Data extracted from a collection
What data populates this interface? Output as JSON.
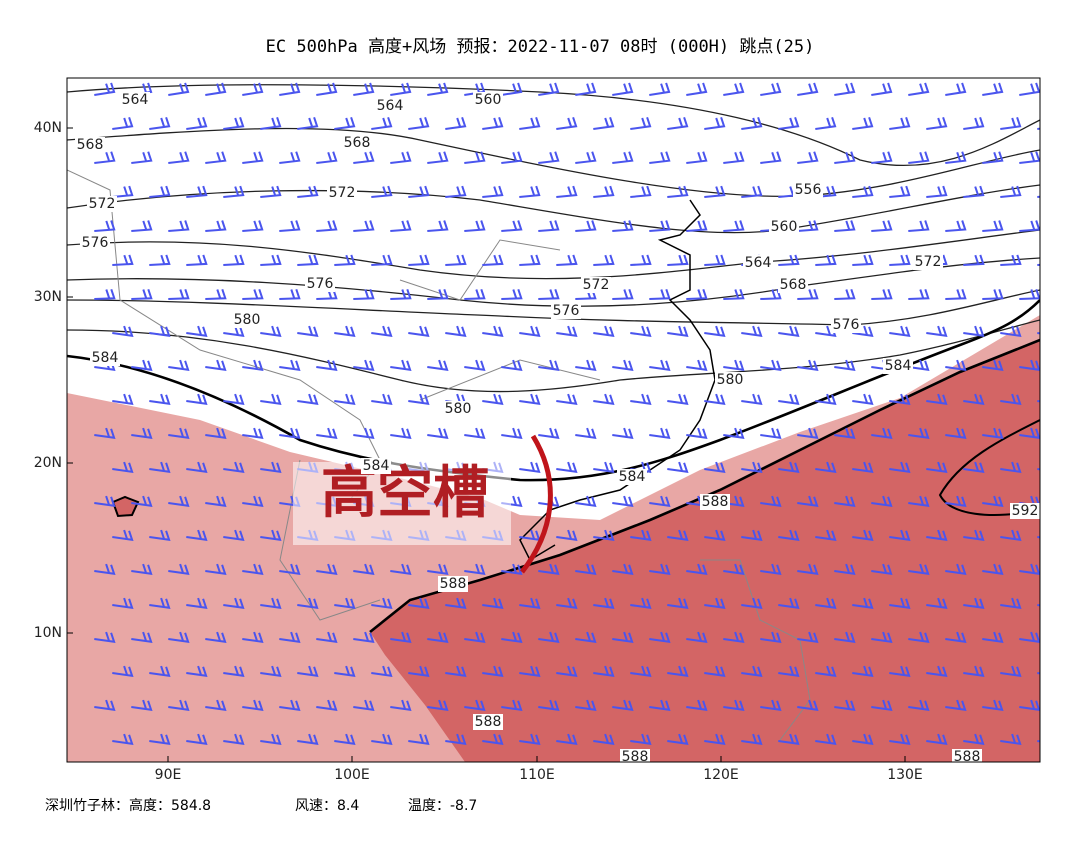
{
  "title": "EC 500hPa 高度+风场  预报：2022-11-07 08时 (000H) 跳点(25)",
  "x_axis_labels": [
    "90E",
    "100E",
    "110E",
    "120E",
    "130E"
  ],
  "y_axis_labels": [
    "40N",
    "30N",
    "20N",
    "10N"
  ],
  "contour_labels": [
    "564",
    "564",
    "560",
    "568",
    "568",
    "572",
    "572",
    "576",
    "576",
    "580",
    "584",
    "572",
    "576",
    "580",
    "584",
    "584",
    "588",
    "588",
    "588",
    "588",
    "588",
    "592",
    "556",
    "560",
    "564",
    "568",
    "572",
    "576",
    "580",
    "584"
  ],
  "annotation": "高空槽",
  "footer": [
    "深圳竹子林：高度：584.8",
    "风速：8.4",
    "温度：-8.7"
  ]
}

## Task requirements
Write the material out again exactly as it appears, dropping the pictures.

## The solution
What data populates this interface? Output as JSON.
{
  "title": "EC 500hPa 高度+风场  预报：2022-11-07 08时 (000H) 跳点(25)",
  "x_axis_labels": [
    "90E",
    "100E",
    "110E",
    "120E",
    "130E"
  ],
  "y_axis_labels": [
    "40N",
    "30N",
    "20N",
    "10N"
  ],
  "contour_labels": [
    "564",
    "564",
    "560",
    "568",
    "568",
    "572",
    "572",
    "576",
    "576",
    "580",
    "584",
    "572",
    "576",
    "580",
    "584",
    "584",
    "588",
    "588",
    "588",
    "588",
    "588",
    "592",
    "556",
    "560",
    "564",
    "568",
    "572",
    "576",
    "580",
    "584"
  ],
  "annotation": "高空槽",
  "footer": [
    "深圳竹子林：高度：584.8",
    "风速：8.4",
    "温度：-8.7"
  ]
}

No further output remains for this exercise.